Directions = Every entry below should be printed exactly, without its images.

+ + + +

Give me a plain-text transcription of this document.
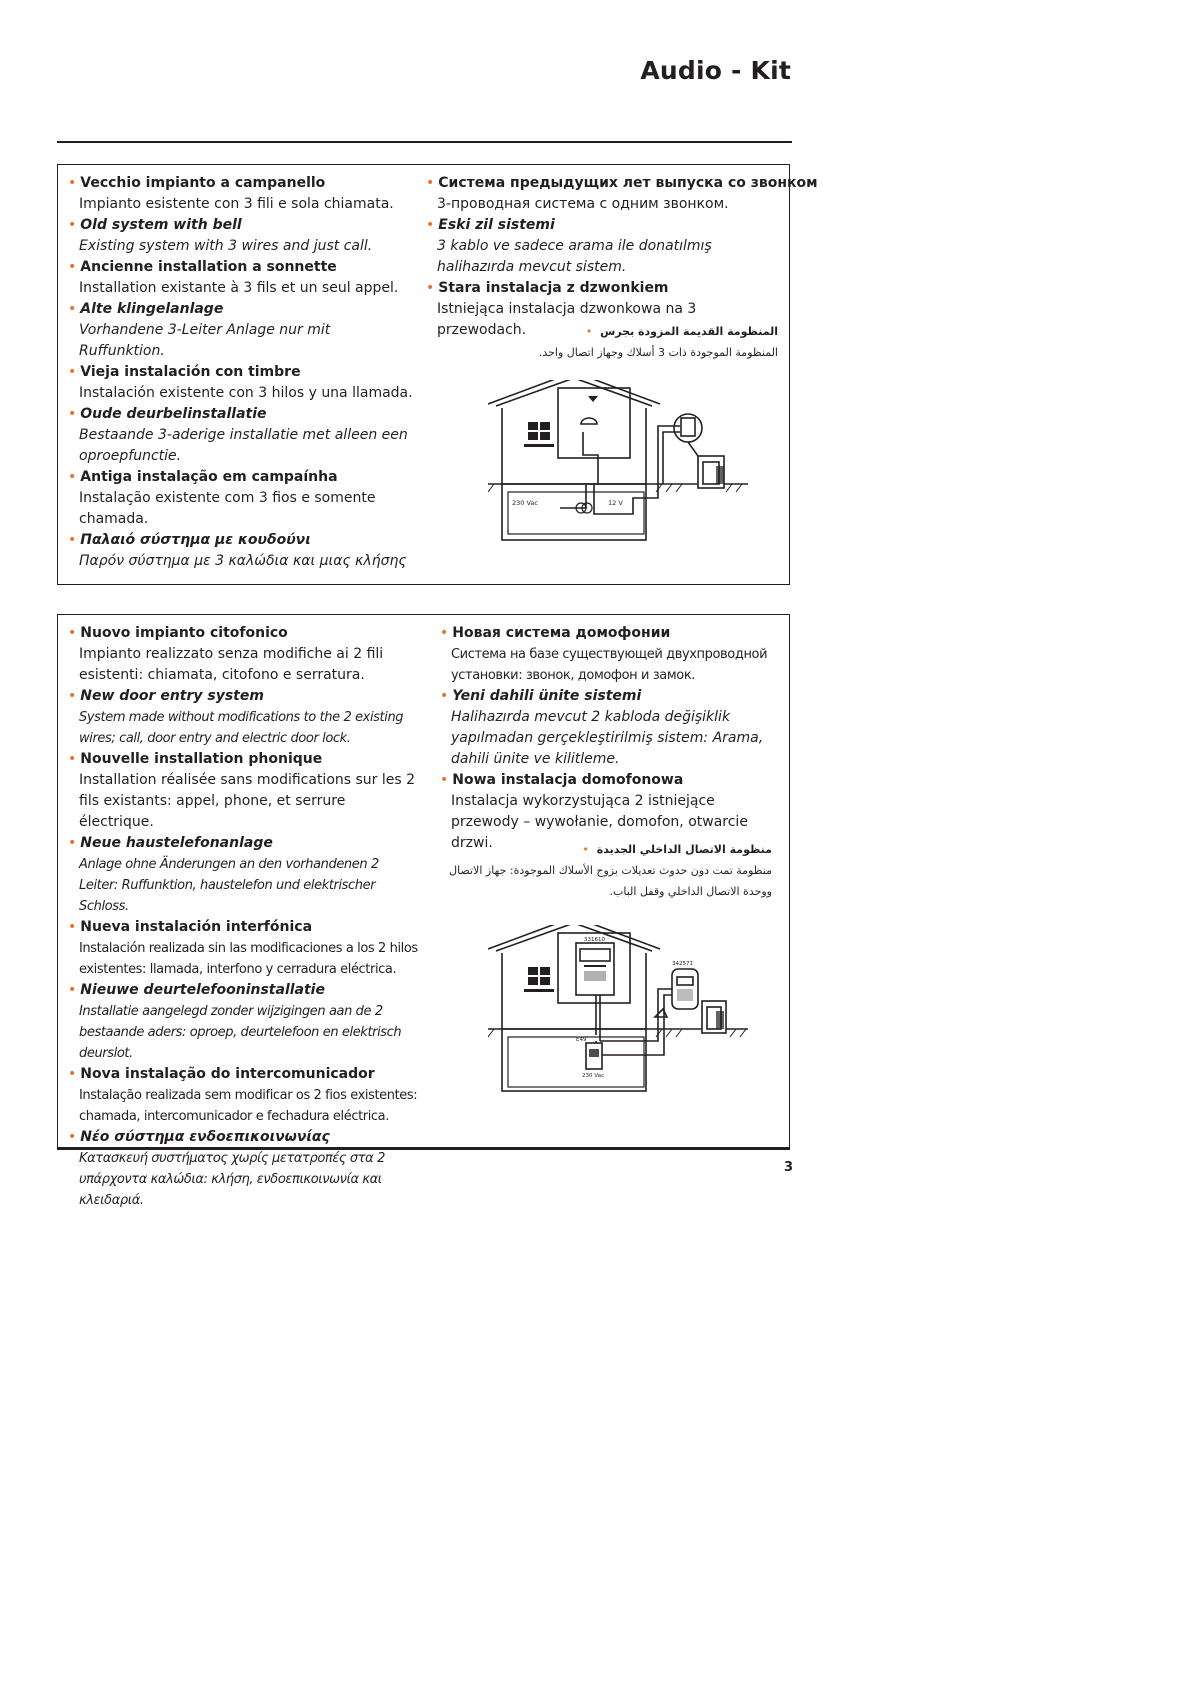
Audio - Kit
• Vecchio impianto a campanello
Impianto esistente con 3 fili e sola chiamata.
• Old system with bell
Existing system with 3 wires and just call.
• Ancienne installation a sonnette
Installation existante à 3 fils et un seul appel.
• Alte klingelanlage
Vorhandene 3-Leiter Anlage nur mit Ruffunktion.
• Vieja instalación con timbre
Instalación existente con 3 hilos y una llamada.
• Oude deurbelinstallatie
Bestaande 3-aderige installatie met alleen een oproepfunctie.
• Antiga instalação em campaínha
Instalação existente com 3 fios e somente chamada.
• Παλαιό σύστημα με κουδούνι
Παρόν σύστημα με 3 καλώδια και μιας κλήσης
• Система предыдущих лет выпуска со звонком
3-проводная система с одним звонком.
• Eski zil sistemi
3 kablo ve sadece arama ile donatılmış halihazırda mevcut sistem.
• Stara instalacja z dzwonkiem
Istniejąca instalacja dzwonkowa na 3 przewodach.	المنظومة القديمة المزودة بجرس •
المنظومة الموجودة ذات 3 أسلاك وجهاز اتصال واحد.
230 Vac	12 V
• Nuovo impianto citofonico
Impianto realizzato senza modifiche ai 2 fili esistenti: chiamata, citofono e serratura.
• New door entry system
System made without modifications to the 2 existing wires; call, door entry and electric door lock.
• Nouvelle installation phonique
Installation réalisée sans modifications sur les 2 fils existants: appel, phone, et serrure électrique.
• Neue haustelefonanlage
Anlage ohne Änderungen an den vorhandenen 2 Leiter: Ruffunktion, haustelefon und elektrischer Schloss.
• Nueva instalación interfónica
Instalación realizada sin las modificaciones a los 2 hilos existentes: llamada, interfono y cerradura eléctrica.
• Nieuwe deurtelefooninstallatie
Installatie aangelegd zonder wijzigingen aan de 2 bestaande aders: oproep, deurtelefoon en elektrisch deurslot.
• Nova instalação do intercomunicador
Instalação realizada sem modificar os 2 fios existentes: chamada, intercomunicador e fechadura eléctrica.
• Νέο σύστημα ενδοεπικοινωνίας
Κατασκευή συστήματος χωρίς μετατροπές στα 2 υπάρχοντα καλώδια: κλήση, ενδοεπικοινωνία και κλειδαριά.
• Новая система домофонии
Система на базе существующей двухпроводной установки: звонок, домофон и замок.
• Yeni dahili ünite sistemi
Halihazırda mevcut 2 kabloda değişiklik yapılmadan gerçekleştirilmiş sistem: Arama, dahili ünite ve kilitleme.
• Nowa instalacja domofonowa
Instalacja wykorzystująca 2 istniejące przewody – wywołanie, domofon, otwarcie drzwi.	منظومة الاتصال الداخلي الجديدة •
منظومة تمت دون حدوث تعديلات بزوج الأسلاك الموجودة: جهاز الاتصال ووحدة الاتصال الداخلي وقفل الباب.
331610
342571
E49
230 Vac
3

+ + + +

Task result =
Give me a plain-text transcription of this document.
Audio - Kit
• Vecchio impianto a campanello
Impianto esistente con 3 fili e sola chiamata.
• Old system with bell
Existing system with 3 wires and just call.
• Ancienne installation a sonnette
Installation existante à 3 fils et un seul appel.
• Alte klingelanlage
Vorhandene 3-Leiter Anlage nur mit Ruffunktion.
• Vieja instalación con timbre
Instalación existente con 3 hilos y una llamada.
• Oude deurbelinstallatie
Bestaande 3-aderige installatie met alleen een oproepfunctie.
• Antiga instalação em campaínha
Instalação existente com 3 fios e somente chamada.
• Παλαιό σύστημα με κουδούνι
Παρόν σύστημα με 3 καλώδια και μιας κλήσης
• Система предыдущих лет выпуска со звонком
3-проводная система с одним звонком.
• Eski zil sistemi
3 kablo ve sadece arama ile donatılmış halihazırda mevcut sistem.
• Stara instalacja z dzwonkiem
Istniejąca instalacja dzwonkowa na 3 przewodach.	المنظومة القديمة المزودة بجرس •
المنظومة الموجودة ذات 3 أسلاك وجهاز اتصال واحد.
230 Vac	12 V
• Nuovo impianto citofonico
Impianto realizzato senza modifiche ai 2 fili esistenti: chiamata, citofono e serratura.
• New door entry system
System made without modifications to the 2 existing wires; call, door entry and electric door lock.
• Nouvelle installation phonique
Installation réalisée sans modifications sur les 2 fils existants: appel, phone, et serrure électrique.
• Neue haustelefonanlage
Anlage ohne Änderungen an den vorhandenen 2 Leiter: Ruffunktion, haustelefon und elektrischer Schloss.
• Nueva instalación interfónica
Instalación realizada sin las modificaciones a los 2 hilos existentes: llamada, interfono y cerradura eléctrica.
• Nieuwe deurtelefooninstallatie
Installatie aangelegd zonder wijzigingen aan de 2 bestaande aders: oproep, deurtelefoon en elektrisch deurslot.
• Nova instalação do intercomunicador
Instalação realizada sem modificar os 2 fios existentes: chamada, intercomunicador e fechadura eléctrica.
• Νέο σύστημα ενδοεπικοινωνίας
Κατασκευή συστήματος χωρίς μετατροπές στα 2 υπάρχοντα καλώδια: κλήση, ενδοεπικοινωνία και κλειδαριά.
• Новая система домофонии
Система на базе существующей двухпроводной установки: звонок, домофон и замок.
• Yeni dahili ünite sistemi
Halihazırda mevcut 2 kabloda değişiklik yapılmadan gerçekleştirilmiş sistem: Arama, dahili ünite ve kilitleme.
• Nowa instalacja domofonowa
Instalacja wykorzystująca 2 istniejące przewody – wywołanie, domofon, otwarcie drzwi.	منظومة الاتصال الداخلي الجديدة •
منظومة تمت دون حدوث تعديلات بزوج الأسلاك الموجودة: جهاز الاتصال ووحدة الاتصال الداخلي وقفل الباب.
331610
342571
E49
230 Vac
3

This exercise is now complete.